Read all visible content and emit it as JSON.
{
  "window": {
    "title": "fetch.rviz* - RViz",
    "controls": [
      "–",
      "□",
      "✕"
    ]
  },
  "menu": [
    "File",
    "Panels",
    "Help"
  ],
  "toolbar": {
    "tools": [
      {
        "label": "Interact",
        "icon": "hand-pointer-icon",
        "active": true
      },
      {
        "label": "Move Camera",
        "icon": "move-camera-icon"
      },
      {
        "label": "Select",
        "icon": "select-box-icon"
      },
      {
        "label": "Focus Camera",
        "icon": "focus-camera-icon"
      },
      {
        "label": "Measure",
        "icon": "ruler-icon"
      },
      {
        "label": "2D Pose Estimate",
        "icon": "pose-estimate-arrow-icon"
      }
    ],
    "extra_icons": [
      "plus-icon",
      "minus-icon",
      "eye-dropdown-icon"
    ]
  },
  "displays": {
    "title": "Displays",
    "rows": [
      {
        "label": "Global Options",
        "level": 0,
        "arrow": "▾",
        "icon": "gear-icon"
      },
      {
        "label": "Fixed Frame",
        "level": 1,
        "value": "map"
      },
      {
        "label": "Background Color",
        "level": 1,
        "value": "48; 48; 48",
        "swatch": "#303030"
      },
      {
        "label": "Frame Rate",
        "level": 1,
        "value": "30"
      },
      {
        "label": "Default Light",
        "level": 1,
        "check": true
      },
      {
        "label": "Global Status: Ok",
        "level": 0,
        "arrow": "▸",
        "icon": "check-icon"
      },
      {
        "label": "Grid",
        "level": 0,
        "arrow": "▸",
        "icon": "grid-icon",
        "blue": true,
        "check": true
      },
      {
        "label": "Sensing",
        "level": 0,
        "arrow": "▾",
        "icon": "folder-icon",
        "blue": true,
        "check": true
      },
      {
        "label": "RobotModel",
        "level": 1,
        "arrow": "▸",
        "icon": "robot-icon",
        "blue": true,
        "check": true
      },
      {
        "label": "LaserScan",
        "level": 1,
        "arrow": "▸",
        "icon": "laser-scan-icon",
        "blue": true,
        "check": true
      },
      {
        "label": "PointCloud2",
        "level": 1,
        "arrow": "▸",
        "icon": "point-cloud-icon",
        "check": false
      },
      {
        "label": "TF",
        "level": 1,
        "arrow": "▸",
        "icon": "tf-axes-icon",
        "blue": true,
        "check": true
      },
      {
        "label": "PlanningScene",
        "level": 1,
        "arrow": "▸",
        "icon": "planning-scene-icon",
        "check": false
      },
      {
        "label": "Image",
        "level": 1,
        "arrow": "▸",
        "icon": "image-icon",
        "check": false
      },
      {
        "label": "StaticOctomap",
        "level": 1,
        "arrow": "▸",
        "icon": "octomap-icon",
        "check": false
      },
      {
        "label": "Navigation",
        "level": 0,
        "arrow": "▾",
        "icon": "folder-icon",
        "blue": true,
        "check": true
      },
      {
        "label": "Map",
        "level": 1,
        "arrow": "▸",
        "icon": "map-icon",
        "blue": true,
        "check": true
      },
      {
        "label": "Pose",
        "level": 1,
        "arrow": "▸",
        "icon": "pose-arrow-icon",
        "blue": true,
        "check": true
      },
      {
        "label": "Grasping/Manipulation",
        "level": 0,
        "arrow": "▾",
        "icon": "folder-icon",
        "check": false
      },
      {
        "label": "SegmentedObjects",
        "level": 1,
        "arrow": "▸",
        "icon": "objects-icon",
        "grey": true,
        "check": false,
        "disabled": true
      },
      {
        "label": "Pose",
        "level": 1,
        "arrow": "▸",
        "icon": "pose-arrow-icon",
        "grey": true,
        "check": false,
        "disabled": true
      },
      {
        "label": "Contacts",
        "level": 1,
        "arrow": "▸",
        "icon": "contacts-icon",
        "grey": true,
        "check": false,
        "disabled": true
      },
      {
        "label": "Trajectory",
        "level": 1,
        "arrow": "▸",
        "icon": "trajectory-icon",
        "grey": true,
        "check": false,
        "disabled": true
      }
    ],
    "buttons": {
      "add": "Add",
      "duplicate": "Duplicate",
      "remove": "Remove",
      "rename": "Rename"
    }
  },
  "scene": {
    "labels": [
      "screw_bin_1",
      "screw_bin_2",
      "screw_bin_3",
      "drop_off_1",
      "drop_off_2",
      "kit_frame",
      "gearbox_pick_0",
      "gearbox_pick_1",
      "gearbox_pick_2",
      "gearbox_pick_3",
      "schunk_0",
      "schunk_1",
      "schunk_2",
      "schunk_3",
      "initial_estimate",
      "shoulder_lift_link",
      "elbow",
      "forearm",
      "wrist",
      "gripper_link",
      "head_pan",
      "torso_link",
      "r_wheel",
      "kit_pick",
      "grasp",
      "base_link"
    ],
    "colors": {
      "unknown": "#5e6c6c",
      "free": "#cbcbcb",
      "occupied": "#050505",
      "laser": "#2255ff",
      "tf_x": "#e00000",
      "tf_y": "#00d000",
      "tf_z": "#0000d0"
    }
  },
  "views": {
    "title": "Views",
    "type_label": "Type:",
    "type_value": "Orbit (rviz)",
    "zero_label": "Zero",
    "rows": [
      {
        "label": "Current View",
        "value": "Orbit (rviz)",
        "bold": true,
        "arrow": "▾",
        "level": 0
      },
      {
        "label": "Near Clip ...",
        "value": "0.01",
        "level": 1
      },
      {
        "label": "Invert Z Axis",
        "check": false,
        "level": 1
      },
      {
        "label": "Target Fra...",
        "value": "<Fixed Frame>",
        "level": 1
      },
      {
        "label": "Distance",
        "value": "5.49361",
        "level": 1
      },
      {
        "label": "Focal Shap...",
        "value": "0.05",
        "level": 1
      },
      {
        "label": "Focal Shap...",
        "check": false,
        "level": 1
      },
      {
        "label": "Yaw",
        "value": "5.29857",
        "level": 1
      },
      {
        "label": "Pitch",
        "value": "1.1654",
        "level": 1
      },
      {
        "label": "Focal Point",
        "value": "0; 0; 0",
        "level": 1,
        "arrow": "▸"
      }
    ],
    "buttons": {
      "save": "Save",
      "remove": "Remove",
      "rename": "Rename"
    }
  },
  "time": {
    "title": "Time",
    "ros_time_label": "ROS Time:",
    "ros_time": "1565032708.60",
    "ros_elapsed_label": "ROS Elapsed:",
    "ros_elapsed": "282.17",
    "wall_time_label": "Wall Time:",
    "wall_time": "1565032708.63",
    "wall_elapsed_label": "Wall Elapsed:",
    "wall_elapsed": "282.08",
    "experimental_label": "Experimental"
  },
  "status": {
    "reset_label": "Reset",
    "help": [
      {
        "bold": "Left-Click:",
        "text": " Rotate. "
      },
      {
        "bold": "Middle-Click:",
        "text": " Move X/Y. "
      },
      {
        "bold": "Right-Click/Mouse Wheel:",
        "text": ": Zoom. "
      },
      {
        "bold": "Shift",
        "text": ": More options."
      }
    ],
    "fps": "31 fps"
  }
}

- [Stated exercise] Print the entries exactly. Include every one.

- [Exercise result]
Read all visible content and emit it as JSON.
{
  "window": {
    "title": "fetch.rviz* - RViz",
    "controls": [
      "–",
      "□",
      "✕"
    ]
  },
  "menu": [
    "File",
    "Panels",
    "Help"
  ],
  "toolbar": {
    "tools": [
      {
        "label": "Interact",
        "icon": "hand-pointer-icon",
        "active": true
      },
      {
        "label": "Move Camera",
        "icon": "move-camera-icon"
      },
      {
        "label": "Select",
        "icon": "select-box-icon"
      },
      {
        "label": "Focus Camera",
        "icon": "focus-camera-icon"
      },
      {
        "label": "Measure",
        "icon": "ruler-icon"
      },
      {
        "label": "2D Pose Estimate",
        "icon": "pose-estimate-arrow-icon"
      }
    ],
    "extra_icons": [
      "plus-icon",
      "minus-icon",
      "eye-dropdown-icon"
    ]
  },
  "displays": {
    "title": "Displays",
    "rows": [
      {
        "label": "Global Options",
        "level": 0,
        "arrow": "▾",
        "icon": "gear-icon"
      },
      {
        "label": "Fixed Frame",
        "level": 1,
        "value": "map"
      },
      {
        "label": "Background Color",
        "level": 1,
        "value": "48; 48; 48",
        "swatch": "#303030"
      },
      {
        "label": "Frame Rate",
        "level": 1,
        "value": "30"
      },
      {
        "label": "Default Light",
        "level": 1,
        "check": true
      },
      {
        "label": "Global Status: Ok",
        "level": 0,
        "arrow": "▸",
        "icon": "check-icon"
      },
      {
        "label": "Grid",
        "level": 0,
        "arrow": "▸",
        "icon": "grid-icon",
        "blue": true,
        "check": true
      },
      {
        "label": "Sensing",
        "level": 0,
        "arrow": "▾",
        "icon": "folder-icon",
        "blue": true,
        "check": true
      },
      {
        "label": "RobotModel",
        "level": 1,
        "arrow": "▸",
        "icon": "robot-icon",
        "blue": true,
        "check": true
      },
      {
        "label": "LaserScan",
        "level": 1,
        "arrow": "▸",
        "icon": "laser-scan-icon",
        "blue": true,
        "check": true
      },
      {
        "label": "PointCloud2",
        "level": 1,
        "arrow": "▸",
        "icon": "point-cloud-icon",
        "check": false
      },
      {
        "label": "TF",
        "level": 1,
        "arrow": "▸",
        "icon": "tf-axes-icon",
        "blue": true,
        "check": true
      },
      {
        "label": "PlanningScene",
        "level": 1,
        "arrow": "▸",
        "icon": "planning-scene-icon",
        "check": false
      },
      {
        "label": "Image",
        "level": 1,
        "arrow": "▸",
        "icon": "image-icon",
        "check": false
      },
      {
        "label": "StaticOctomap",
        "level": 1,
        "arrow": "▸",
        "icon": "octomap-icon",
        "check": false
      },
      {
        "label": "Navigation",
        "level": 0,
        "arrow": "▾",
        "icon": "folder-icon",
        "blue": true,
        "check": true
      },
      {
        "label": "Map",
        "level": 1,
        "arrow": "▸",
        "icon": "map-icon",
        "blue": true,
        "check": true
      },
      {
        "label": "Pose",
        "level": 1,
        "arrow": "▸",
        "icon": "pose-arrow-icon",
        "blue": true,
        "check": true
      },
      {
        "label": "Grasping/Manipulation",
        "level": 0,
        "arrow": "▾",
        "icon": "folder-icon",
        "check": false
      },
      {
        "label": "SegmentedObjects",
        "level": 1,
        "arrow": "▸",
        "icon": "objects-icon",
        "grey": true,
        "check": false,
        "disabled": true
      },
      {
        "label": "Pose",
        "level": 1,
        "arrow": "▸",
        "icon": "pose-arrow-icon",
        "grey": true,
        "check": false,
        "disabled": true
      },
      {
        "label": "Contacts",
        "level": 1,
        "arrow": "▸",
        "icon": "contacts-icon",
        "grey": true,
        "check": false,
        "disabled": true
      },
      {
        "label": "Trajectory",
        "level": 1,
        "arrow": "▸",
        "icon": "trajectory-icon",
        "grey": true,
        "check": false,
        "disabled": true
      }
    ],
    "buttons": {
      "add": "Add",
      "duplicate": "Duplicate",
      "remove": "Remove",
      "rename": "Rename"
    }
  },
  "scene": {
    "labels": [
      "screw_bin_1",
      "screw_bin_2",
      "screw_bin_3",
      "drop_off_1",
      "drop_off_2",
      "kit_frame",
      "gearbox_pick_0",
      "gearbox_pick_1",
      "gearbox_pick_2",
      "gearbox_pick_3",
      "schunk_0",
      "schunk_1",
      "schunk_2",
      "schunk_3",
      "initial_estimate",
      "shoulder_lift_link",
      "elbow",
      "forearm",
      "wrist",
      "gripper_link",
      "head_pan",
      "torso_link",
      "r_wheel",
      "kit_pick",
      "grasp",
      "base_link"
    ],
    "colors": {
      "unknown": "#5e6c6c",
      "free": "#cbcbcb",
      "occupied": "#050505",
      "laser": "#2255ff",
      "tf_x": "#e00000",
      "tf_y": "#00d000",
      "tf_z": "#0000d0"
    }
  },
  "views": {
    "title": "Views",
    "type_label": "Type:",
    "type_value": "Orbit (rviz)",
    "zero_label": "Zero",
    "rows": [
      {
        "label": "Current View",
        "value": "Orbit (rviz)",
        "bold": true,
        "arrow": "▾",
        "level": 0
      },
      {
        "label": "Near Clip ...",
        "value": "0.01",
        "level": 1
      },
      {
        "label": "Invert Z Axis",
        "check": false,
        "level": 1
      },
      {
        "label": "Target Fra...",
        "value": "<Fixed Frame>",
        "level": 1
      },
      {
        "label": "Distance",
        "value": "5.49361",
        "level": 1
      },
      {
        "label": "Focal Shap...",
        "value": "0.05",
        "level": 1
      },
      {
        "label": "Focal Shap...",
        "check": false,
        "level": 1
      },
      {
        "label": "Yaw",
        "value": "5.29857",
        "level": 1
      },
      {
        "label": "Pitch",
        "value": "1.1654",
        "level": 1
      },
      {
        "label": "Focal Point",
        "value": "0; 0; 0",
        "level": 1,
        "arrow": "▸"
      }
    ],
    "buttons": {
      "save": "Save",
      "remove": "Remove",
      "rename": "Rename"
    }
  },
  "time": {
    "title": "Time",
    "ros_time_label": "ROS Time:",
    "ros_time": "1565032708.60",
    "ros_elapsed_label": "ROS Elapsed:",
    "ros_elapsed": "282.17",
    "wall_time_label": "Wall Time:",
    "wall_time": "1565032708.63",
    "wall_elapsed_label": "Wall Elapsed:",
    "wall_elapsed": "282.08",
    "experimental_label": "Experimental"
  },
  "status": {
    "reset_label": "Reset",
    "help": [
      {
        "bold": "Left-Click:",
        "text": " Rotate. "
      },
      {
        "bold": "Middle-Click:",
        "text": " Move X/Y. "
      },
      {
        "bold": "Right-Click/Mouse Wheel:",
        "text": ": Zoom. "
      },
      {
        "bold": "Shift",
        "text": ": More options."
      }
    ],
    "fps": "31 fps"
  }
}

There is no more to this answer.